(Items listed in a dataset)
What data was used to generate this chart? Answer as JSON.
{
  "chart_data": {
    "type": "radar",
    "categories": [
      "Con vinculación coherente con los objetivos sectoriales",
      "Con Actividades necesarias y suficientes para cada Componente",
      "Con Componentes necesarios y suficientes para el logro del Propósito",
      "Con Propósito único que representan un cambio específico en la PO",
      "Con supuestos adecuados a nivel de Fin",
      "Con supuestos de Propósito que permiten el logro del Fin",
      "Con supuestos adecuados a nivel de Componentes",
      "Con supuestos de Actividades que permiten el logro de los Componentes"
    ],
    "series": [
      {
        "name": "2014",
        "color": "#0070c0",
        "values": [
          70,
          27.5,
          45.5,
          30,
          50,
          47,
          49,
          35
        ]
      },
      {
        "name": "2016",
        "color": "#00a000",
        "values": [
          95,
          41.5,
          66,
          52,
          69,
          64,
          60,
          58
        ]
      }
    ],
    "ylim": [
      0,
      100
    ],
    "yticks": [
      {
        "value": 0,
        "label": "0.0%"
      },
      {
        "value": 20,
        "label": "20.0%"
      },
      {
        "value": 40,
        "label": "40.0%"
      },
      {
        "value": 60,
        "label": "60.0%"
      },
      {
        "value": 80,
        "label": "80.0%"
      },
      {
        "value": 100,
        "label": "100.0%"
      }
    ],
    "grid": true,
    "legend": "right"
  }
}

#### [DIRECTIONS]
Copy out every line from the data above that has "Componentes" in it.

#### [THE RESPONSE]
      "Con Componentes necesarios y suficientes para el logro del Propósito",
      "Con supuestos adecuados a nivel de Componentes",
      "Con supuestos de Actividades que permiten el logro de los Componentes"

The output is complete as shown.